■ **THE PROBLEM**: Express every line below as a JSON list of strings, one string per line, and leave out any blank lines.

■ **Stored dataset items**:
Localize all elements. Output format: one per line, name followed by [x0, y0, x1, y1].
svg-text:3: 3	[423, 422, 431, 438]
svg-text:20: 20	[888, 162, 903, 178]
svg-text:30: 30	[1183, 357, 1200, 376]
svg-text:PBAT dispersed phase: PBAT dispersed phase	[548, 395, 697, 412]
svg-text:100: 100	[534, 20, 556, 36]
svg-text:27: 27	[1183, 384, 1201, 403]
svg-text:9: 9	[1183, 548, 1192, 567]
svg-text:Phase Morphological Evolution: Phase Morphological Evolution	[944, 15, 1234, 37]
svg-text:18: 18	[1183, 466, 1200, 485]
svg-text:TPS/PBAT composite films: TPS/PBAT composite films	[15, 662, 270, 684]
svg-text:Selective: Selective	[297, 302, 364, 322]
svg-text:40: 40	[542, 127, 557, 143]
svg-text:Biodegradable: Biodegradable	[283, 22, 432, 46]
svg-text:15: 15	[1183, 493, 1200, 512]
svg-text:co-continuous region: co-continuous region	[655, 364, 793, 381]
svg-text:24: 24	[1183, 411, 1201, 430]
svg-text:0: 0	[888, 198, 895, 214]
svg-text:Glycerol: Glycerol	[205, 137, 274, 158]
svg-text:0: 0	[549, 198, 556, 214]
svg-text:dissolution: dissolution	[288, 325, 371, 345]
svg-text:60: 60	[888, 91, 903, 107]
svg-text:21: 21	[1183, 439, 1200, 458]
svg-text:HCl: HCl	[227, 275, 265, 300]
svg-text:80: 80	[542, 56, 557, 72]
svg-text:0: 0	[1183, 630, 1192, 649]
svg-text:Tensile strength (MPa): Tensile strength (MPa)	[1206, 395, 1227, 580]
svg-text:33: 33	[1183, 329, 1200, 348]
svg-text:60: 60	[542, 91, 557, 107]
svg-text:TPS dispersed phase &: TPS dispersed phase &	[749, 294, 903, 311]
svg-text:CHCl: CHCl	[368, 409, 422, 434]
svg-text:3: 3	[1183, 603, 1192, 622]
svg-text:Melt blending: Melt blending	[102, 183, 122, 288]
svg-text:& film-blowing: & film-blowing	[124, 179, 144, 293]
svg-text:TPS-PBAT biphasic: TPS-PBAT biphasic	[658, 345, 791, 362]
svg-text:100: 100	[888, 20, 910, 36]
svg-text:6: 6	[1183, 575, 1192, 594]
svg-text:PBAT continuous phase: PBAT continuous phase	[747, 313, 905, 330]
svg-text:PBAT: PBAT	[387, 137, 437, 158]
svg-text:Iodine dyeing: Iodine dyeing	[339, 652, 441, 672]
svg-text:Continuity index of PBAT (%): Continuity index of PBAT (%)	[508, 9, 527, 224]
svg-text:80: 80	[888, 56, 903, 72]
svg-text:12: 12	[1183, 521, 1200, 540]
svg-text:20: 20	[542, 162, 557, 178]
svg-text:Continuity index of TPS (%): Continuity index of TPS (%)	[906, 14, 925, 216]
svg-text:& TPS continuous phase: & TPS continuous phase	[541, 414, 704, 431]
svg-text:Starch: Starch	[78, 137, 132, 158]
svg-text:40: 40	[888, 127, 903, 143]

■ **FINISHED ANSWER**:
[
  "Localize all elements. Output format: one per line, name followed by [x0, y0, x1, y1].",
  "svg-text:3: 3\t[423, 422, 431, 438]",
  "svg-text:20: 20\t[888, 162, 903, 178]",
  "svg-text:30: 30\t[1183, 357, 1200, 376]",
  "svg-text:PBAT dispersed phase: PBAT dispersed phase\t[548, 395, 697, 412]",
  "svg-text:100: 100\t[534, 20, 556, 36]",
  "svg-text:27: 27\t[1183, 384, 1201, 403]",
  "svg-text:9: 9\t[1183, 548, 1192, 567]",
  "svg-text:Phase Morphological Evolution: Phase Morphological Evolution\t[944, 15, 1234, 37]",
  "svg-text:18: 18\t[1183, 466, 1200, 485]",
  "svg-text:TPS/PBAT composite films: TPS/PBAT composite films\t[15, 662, 270, 684]",
  "svg-text:Selective: Selective\t[297, 302, 364, 322]",
  "svg-text:40: 40\t[542, 127, 557, 143]",
  "svg-text:Biodegradable: Biodegradable\t[283, 22, 432, 46]",
  "svg-text:15: 15\t[1183, 493, 1200, 512]",
  "svg-text:co-continuous region: co-continuous region\t[655, 364, 793, 381]",
  "svg-text:24: 24\t[1183, 411, 1201, 430]",
  "svg-text:0: 0\t[888, 198, 895, 214]",
  "svg-text:Glycerol: Glycerol\t[205, 137, 274, 158]",
  "svg-text:0: 0\t[549, 198, 556, 214]",
  "svg-text:dissolution: dissolution\t[288, 325, 371, 345]",
  "svg-text:60: 60\t[888, 91, 903, 107]",
  "svg-text:21: 21\t[1183, 439, 1200, 458]",
  "svg-text:HCl: HCl\t[227, 275, 265, 300]",
  "svg-text:80: 80\t[542, 56, 557, 72]",
  "svg-text:0: 0\t[1183, 630, 1192, 649]",
  "svg-text:Tensile strength (MPa): Tensile strength (MPa)\t[1206, 395, 1227, 580]",
  "svg-text:33: 33\t[1183, 329, 1200, 348]",
  "svg-text:60: 60\t[542, 91, 557, 107]",
  "svg-text:TPS dispersed phase &: TPS dispersed phase &\t[749, 294, 903, 311]",
  "svg-text:CHCl: CHCl\t[368, 409, 422, 434]",
  "svg-text:3: 3\t[1183, 603, 1192, 622]",
  "svg-text:Melt blending: Melt blending\t[102, 183, 122, 288]",
  "svg-text:& film-blowing: & film-blowing\t[124, 179, 144, 293]",
  "svg-text:TPS-PBAT biphasic: TPS-PBAT biphasic\t[658, 345, 791, 362]",
  "svg-text:100: 100\t[888, 20, 910, 36]",
  "svg-text:6: 6\t[1183, 575, 1192, 594]",
  "svg-text:PBAT continuous phase: PBAT continuous phase\t[747, 313, 905, 330]",
  "svg-text:PBAT: PBAT\t[387, 137, 437, 158]",
  "svg-text:Iodine dyeing: Iodine dyeing\t[339, 652, 441, 672]",
  "svg-text:Continuity index of PBAT (%): Continuity index of PBAT (%)\t[508, 9, 527, 224]",
  "svg-text:80: 80\t[888, 56, 903, 72]",
  "svg-text:12: 12\t[1183, 521, 1200, 540]",
  "svg-text:20: 20\t[542, 162, 557, 178]",
  "svg-text:Continuity index of TPS (%): Continuity index of TPS (%)\t[906, 14, 925, 216]",
  "svg-text:& TPS continuous phase: & TPS continuous phase\t[541, 414, 704, 431]",
  "svg-text:Starch: Starch\t[78, 137, 132, 158]",
  "svg-text:40: 40\t[888, 127, 903, 143]"
]